Provided records

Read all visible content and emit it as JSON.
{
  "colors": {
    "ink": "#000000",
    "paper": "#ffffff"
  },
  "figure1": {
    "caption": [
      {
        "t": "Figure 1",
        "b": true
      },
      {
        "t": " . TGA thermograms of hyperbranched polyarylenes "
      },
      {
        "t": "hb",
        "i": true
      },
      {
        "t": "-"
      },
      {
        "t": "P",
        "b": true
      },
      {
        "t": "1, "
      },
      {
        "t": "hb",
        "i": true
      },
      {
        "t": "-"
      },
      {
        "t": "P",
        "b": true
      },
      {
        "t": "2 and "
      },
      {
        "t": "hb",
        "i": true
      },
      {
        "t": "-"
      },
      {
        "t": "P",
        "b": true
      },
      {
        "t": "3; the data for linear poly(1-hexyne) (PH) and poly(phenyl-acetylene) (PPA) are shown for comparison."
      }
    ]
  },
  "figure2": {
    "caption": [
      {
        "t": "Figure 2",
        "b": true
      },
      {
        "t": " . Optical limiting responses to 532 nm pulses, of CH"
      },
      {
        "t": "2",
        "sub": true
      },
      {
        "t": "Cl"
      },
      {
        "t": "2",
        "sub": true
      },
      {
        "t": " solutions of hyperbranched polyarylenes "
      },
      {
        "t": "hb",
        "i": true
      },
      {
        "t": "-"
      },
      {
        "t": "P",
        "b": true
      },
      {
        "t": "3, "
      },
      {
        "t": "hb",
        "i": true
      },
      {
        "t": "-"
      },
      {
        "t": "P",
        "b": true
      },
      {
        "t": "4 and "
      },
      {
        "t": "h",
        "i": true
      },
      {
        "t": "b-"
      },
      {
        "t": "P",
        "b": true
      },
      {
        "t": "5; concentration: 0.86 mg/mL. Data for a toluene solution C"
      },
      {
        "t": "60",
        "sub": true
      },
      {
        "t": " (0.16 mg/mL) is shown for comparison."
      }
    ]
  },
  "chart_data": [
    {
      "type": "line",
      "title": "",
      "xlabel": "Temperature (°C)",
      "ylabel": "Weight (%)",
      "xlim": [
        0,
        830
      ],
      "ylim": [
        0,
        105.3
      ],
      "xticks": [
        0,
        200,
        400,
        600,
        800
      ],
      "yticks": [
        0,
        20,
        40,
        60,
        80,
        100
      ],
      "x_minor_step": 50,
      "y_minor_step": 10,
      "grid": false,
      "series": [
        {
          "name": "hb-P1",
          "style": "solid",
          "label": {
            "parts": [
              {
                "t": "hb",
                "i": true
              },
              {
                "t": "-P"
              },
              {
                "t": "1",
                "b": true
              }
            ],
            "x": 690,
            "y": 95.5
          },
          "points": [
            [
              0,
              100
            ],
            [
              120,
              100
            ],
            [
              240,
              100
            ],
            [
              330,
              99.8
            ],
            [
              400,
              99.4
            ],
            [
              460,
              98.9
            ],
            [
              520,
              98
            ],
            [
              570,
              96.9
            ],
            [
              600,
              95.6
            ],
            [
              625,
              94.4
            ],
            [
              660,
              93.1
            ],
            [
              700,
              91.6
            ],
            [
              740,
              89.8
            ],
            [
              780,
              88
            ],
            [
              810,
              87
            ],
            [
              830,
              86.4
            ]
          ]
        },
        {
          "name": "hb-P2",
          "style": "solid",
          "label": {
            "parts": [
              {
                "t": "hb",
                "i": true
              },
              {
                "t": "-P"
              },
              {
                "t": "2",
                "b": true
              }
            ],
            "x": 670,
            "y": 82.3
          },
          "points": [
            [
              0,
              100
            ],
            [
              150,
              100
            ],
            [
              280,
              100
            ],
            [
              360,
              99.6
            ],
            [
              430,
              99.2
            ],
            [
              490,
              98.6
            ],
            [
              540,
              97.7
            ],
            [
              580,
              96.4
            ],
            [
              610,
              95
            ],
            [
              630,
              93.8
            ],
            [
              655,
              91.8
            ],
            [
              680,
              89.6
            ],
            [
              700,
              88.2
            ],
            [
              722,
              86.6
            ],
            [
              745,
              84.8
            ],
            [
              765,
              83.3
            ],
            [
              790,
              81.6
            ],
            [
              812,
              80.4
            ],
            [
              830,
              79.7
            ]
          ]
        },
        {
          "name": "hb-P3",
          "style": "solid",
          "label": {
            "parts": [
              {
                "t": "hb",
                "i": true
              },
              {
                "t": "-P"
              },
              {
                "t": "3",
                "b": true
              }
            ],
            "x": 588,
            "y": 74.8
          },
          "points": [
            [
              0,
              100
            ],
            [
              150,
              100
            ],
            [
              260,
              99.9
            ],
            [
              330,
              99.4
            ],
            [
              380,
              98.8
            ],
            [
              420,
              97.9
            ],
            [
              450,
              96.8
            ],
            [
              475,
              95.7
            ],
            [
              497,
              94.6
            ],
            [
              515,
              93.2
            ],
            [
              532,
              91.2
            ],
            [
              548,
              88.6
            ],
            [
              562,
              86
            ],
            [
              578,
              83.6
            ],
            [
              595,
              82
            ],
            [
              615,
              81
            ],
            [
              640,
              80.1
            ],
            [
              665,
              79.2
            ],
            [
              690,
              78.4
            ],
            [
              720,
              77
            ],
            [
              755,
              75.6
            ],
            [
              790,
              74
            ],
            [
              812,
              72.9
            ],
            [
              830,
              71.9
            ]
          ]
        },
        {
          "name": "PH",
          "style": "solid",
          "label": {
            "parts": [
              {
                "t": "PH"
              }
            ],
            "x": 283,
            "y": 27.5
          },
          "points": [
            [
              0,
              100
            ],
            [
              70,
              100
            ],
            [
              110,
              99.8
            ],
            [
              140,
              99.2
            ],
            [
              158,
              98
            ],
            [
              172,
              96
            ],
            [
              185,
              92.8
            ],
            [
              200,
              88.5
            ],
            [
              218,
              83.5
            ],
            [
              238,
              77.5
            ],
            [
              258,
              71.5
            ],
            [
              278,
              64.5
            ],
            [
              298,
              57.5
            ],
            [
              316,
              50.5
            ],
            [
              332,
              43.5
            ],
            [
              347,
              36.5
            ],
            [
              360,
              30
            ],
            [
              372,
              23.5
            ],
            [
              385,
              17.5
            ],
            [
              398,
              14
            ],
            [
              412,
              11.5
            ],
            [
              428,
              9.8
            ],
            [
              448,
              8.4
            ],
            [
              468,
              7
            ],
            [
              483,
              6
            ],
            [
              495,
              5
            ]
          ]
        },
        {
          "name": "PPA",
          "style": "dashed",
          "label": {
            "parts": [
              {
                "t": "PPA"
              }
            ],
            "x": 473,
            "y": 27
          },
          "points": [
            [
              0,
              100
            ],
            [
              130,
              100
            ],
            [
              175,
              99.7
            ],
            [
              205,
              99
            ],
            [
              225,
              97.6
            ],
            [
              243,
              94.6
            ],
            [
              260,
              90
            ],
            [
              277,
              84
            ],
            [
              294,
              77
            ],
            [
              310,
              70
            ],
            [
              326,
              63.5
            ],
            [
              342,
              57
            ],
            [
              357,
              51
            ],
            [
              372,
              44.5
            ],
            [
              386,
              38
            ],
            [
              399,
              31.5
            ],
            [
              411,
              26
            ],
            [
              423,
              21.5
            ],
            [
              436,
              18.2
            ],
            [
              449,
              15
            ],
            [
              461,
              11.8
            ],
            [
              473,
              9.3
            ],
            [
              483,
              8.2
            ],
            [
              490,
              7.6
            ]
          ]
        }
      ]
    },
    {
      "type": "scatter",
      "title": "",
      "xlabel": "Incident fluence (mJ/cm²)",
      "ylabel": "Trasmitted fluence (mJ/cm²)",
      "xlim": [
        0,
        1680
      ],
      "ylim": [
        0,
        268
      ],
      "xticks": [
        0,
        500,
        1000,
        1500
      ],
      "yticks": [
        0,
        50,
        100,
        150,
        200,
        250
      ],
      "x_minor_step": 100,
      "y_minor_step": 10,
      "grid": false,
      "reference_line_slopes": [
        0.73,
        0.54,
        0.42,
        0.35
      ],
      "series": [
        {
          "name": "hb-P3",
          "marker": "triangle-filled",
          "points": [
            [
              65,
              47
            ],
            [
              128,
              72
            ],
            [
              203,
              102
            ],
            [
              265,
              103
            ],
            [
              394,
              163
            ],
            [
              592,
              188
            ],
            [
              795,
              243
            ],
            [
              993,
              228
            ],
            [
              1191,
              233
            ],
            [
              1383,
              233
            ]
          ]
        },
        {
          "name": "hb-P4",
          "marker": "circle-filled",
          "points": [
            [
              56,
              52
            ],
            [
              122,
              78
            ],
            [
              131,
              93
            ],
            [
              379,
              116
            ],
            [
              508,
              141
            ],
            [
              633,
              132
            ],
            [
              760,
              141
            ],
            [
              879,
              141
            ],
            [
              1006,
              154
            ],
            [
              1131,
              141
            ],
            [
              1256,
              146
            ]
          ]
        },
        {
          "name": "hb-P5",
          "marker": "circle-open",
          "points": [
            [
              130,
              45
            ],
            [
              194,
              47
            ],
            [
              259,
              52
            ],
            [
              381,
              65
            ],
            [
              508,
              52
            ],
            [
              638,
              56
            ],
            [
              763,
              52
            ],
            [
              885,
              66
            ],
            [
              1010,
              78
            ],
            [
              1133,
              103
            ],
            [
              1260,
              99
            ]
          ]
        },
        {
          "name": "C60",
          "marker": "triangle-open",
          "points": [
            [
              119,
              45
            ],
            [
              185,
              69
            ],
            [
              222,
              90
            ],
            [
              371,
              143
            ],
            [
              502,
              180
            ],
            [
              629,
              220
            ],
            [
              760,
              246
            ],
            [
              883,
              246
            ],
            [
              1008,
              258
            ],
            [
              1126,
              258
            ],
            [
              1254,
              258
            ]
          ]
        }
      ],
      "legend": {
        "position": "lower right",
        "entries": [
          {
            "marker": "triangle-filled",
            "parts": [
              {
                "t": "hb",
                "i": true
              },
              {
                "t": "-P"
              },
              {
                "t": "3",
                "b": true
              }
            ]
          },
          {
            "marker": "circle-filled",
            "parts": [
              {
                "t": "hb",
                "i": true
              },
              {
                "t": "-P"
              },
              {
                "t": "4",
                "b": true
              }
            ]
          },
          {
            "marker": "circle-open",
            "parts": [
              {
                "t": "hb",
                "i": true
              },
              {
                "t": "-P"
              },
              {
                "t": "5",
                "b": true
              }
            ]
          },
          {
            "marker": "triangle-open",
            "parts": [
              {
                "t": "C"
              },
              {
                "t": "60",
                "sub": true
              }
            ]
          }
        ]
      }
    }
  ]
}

Short task
Which lines above contain the word "filled"? Copy each of them.

Solution to the problem
          "marker": "triangle-filled",
          "marker": "circle-filled",
            "marker": "triangle-filled",
            "marker": "circle-filled",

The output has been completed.